Write out every entry exactly as it appears.

-*-

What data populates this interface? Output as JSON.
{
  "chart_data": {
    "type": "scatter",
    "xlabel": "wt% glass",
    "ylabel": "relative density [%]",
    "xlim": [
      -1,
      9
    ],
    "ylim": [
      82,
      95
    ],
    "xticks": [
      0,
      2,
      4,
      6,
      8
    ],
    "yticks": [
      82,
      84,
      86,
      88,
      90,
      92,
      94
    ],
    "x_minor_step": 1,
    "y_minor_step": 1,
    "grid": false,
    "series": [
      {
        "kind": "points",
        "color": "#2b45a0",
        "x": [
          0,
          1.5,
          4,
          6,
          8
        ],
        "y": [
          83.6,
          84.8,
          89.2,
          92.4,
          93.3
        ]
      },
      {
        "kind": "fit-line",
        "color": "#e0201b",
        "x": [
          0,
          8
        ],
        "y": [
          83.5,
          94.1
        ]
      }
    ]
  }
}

-*-

▶ Solution to the exercise
What data populates this interface? Output as JSON.
{
  "chart_data": {
    "type": "scatter",
    "xlabel": "wt% glass",
    "ylabel": "relative density [%]",
    "xlim": [
      -1,
      9
    ],
    "ylim": [
      82,
      95
    ],
    "xticks": [
      0,
      2,
      4,
      6,
      8
    ],
    "yticks": [
      82,
      84,
      86,
      88,
      90,
      92,
      94
    ],
    "x_minor_step": 1,
    "y_minor_step": 1,
    "grid": false,
    "series": [
      {
        "kind": "points",
        "color": "#2b45a0",
        "x": [
          0,
          1.5,
          4,
          6,
          8
        ],
        "y": [
          83.6,
          84.8,
          89.2,
          92.4,
          93.3
        ]
      },
      {
        "kind": "fit-line",
        "color": "#e0201b",
        "x": [
          0,
          8
        ],
        "y": [
          83.5,
          94.1
        ]
      }
    ]
  }
}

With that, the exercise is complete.